▸ Required task:
Pull every line containing the word "this" from the records.

== Entries shown ==

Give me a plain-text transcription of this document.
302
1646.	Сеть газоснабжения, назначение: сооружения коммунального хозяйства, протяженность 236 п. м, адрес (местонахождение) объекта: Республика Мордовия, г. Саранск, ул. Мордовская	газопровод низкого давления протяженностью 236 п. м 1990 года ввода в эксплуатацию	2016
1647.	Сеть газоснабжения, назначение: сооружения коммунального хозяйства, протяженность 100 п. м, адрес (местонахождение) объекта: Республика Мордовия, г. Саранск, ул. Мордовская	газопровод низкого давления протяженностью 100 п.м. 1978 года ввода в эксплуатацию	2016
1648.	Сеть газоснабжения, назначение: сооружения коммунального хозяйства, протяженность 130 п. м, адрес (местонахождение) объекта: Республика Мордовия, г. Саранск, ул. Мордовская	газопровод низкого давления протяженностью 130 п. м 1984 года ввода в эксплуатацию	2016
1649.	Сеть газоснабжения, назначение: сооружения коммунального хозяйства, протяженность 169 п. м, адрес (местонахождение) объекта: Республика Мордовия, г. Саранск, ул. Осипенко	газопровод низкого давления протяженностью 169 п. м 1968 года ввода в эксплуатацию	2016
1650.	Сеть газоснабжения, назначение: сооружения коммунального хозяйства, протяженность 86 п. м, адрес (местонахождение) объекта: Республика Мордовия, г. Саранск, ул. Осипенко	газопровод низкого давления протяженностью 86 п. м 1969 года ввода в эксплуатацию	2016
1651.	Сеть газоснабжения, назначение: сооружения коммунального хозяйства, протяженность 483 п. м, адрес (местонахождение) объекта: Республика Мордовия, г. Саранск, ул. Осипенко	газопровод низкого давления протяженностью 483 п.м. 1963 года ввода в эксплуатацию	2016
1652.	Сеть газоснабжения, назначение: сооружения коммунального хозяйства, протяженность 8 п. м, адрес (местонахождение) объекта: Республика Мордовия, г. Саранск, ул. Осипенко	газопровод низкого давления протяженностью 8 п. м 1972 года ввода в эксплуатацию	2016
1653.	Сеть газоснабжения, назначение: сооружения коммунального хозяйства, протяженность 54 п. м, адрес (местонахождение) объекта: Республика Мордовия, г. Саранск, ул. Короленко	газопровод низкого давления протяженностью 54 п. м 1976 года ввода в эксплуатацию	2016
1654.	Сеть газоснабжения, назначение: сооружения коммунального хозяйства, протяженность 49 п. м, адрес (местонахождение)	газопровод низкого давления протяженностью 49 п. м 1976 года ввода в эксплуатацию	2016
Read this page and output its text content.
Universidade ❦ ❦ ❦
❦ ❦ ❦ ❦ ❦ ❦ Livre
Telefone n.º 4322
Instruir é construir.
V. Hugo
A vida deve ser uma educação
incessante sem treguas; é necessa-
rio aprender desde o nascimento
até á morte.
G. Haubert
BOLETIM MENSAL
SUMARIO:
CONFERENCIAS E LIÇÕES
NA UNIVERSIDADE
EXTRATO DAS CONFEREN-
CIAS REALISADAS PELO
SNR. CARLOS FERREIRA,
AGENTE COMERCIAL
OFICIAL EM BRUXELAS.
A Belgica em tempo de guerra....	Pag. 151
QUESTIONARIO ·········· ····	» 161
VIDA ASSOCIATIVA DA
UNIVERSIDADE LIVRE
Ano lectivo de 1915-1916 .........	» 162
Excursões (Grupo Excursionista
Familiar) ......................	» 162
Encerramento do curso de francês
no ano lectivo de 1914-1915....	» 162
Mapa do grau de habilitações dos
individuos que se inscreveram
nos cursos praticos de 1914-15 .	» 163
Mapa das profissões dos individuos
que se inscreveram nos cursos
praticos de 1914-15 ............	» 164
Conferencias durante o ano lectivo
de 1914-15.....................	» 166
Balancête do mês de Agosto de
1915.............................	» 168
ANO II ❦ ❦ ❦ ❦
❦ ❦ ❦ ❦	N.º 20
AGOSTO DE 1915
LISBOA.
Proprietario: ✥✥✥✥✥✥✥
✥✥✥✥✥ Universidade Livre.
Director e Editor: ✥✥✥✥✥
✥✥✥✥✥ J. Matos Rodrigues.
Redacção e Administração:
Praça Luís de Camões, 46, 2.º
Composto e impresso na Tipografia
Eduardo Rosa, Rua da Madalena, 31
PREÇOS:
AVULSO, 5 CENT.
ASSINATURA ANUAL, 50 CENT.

===

▸ Response to the exercise:
Give me a plain-text transcription of this document.
Read this page and output its text content.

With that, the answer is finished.